(Records contained in a dataset)

-------------------------

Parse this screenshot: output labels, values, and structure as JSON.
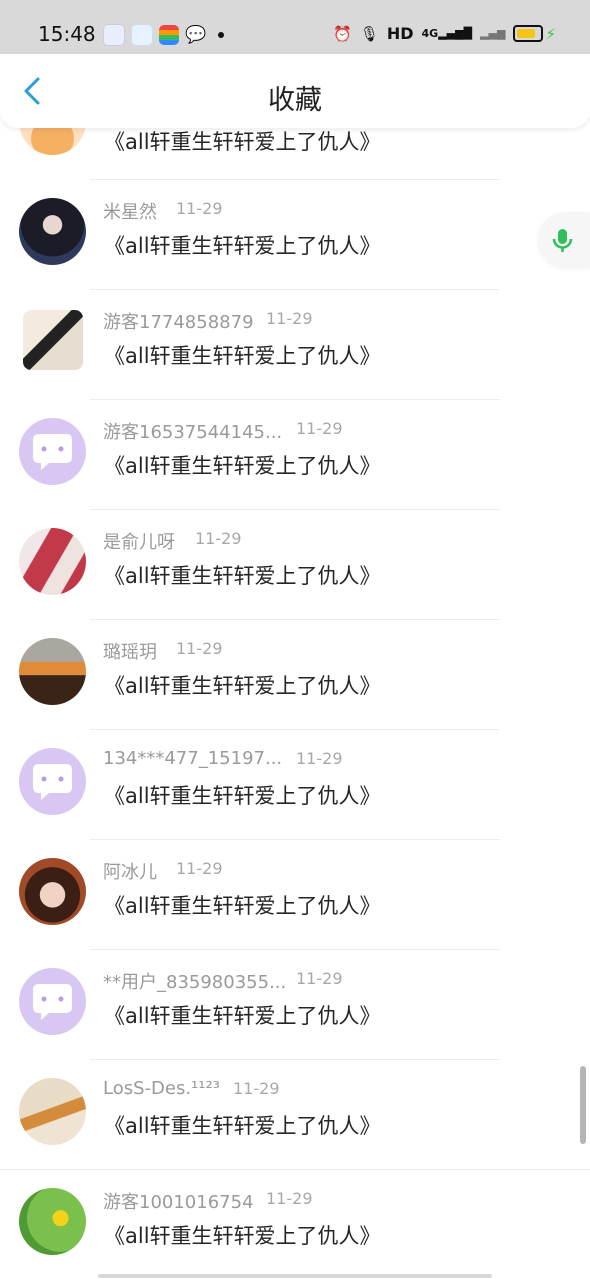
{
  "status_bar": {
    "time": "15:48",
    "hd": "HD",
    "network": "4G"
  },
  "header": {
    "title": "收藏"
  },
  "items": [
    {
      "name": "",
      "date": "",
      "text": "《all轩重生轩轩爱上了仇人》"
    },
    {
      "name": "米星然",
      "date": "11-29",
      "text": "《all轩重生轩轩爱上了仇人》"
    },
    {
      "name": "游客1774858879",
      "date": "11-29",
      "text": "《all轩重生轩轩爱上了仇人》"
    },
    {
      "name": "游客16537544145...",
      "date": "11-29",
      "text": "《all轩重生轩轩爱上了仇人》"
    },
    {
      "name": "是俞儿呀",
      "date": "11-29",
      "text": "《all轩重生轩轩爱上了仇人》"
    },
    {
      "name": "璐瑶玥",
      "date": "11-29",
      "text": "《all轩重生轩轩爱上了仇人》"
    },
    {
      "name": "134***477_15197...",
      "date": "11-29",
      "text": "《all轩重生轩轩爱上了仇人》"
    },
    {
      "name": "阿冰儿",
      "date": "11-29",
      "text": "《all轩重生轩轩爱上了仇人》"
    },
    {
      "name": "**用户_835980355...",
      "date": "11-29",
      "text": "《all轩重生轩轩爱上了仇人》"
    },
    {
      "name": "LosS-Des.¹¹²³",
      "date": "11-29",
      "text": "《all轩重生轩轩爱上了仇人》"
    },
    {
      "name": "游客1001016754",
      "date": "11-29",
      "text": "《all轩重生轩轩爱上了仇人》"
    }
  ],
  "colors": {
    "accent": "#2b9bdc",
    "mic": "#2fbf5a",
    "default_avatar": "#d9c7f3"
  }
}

-------------------------

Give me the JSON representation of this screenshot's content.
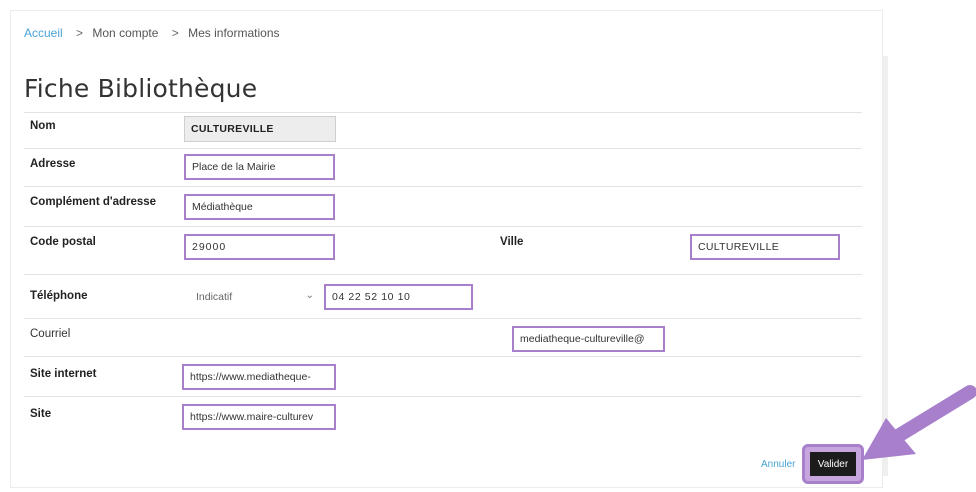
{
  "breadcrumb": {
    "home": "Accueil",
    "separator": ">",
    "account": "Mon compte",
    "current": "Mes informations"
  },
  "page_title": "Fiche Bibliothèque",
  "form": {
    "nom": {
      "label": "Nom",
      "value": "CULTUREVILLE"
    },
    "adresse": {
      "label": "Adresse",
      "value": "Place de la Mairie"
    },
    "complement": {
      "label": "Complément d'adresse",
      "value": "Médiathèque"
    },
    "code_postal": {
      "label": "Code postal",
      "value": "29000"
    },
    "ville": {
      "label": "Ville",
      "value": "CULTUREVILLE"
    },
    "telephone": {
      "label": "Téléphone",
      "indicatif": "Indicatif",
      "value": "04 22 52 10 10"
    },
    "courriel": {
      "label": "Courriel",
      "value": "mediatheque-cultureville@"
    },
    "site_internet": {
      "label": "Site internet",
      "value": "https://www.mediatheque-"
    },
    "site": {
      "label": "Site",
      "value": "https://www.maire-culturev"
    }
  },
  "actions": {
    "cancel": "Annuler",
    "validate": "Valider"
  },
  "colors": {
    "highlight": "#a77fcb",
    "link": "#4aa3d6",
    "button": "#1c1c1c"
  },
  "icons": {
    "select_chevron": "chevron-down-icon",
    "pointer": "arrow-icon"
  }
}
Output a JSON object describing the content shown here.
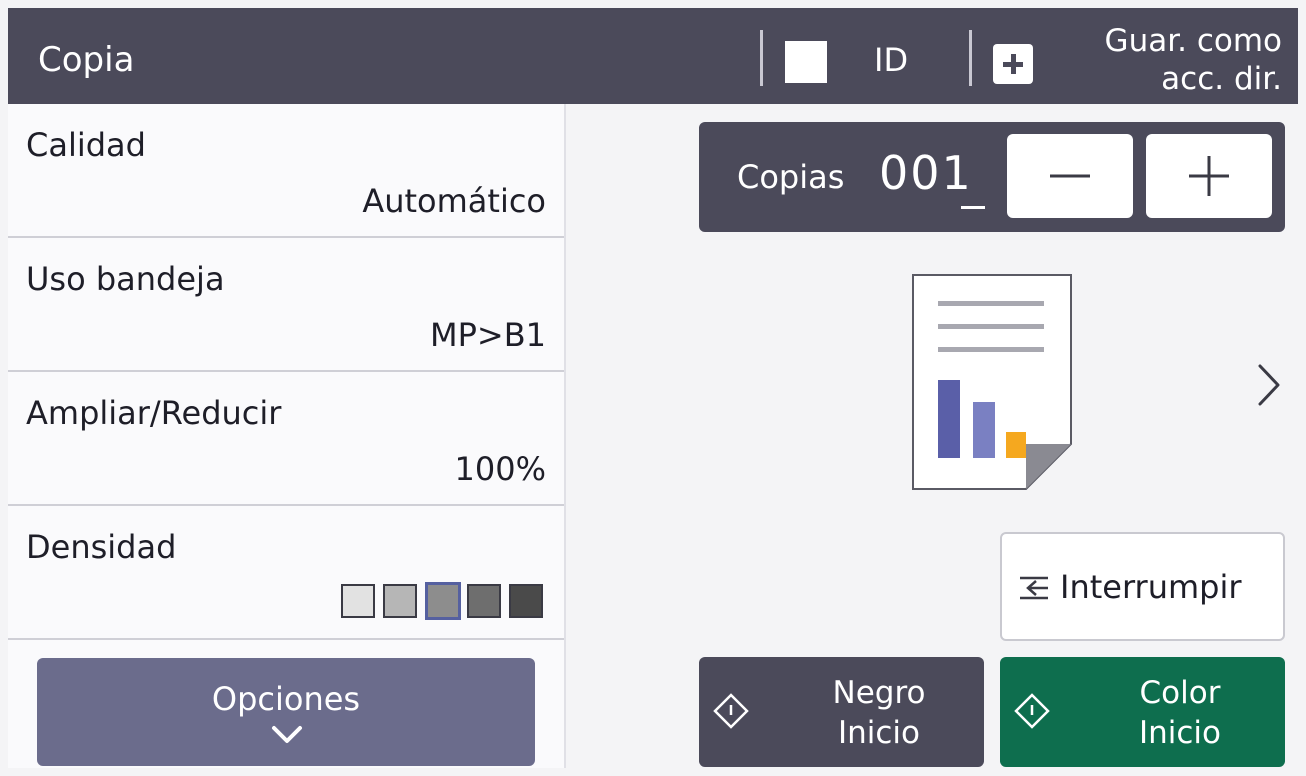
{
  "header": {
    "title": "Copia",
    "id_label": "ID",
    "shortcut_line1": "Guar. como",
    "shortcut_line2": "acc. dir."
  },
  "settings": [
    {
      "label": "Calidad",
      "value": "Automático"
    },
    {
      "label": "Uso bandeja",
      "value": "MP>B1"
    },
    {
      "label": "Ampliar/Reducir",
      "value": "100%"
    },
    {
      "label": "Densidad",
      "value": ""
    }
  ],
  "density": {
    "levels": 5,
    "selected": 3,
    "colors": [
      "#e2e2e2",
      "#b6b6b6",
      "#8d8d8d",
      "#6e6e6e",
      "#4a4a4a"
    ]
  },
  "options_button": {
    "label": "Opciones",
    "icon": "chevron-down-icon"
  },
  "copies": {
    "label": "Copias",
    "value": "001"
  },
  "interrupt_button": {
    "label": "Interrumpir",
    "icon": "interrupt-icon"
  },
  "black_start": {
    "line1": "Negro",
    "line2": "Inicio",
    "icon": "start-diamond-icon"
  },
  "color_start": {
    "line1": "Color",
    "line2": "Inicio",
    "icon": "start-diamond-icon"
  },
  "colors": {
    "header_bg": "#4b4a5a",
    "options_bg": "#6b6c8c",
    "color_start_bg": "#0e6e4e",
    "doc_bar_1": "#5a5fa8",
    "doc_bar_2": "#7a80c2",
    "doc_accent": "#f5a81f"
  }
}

-------------------------

Report the count of lines in the entries that contain the string "screenshot", and nothing besides it.

◆ SOLUTION ◆
2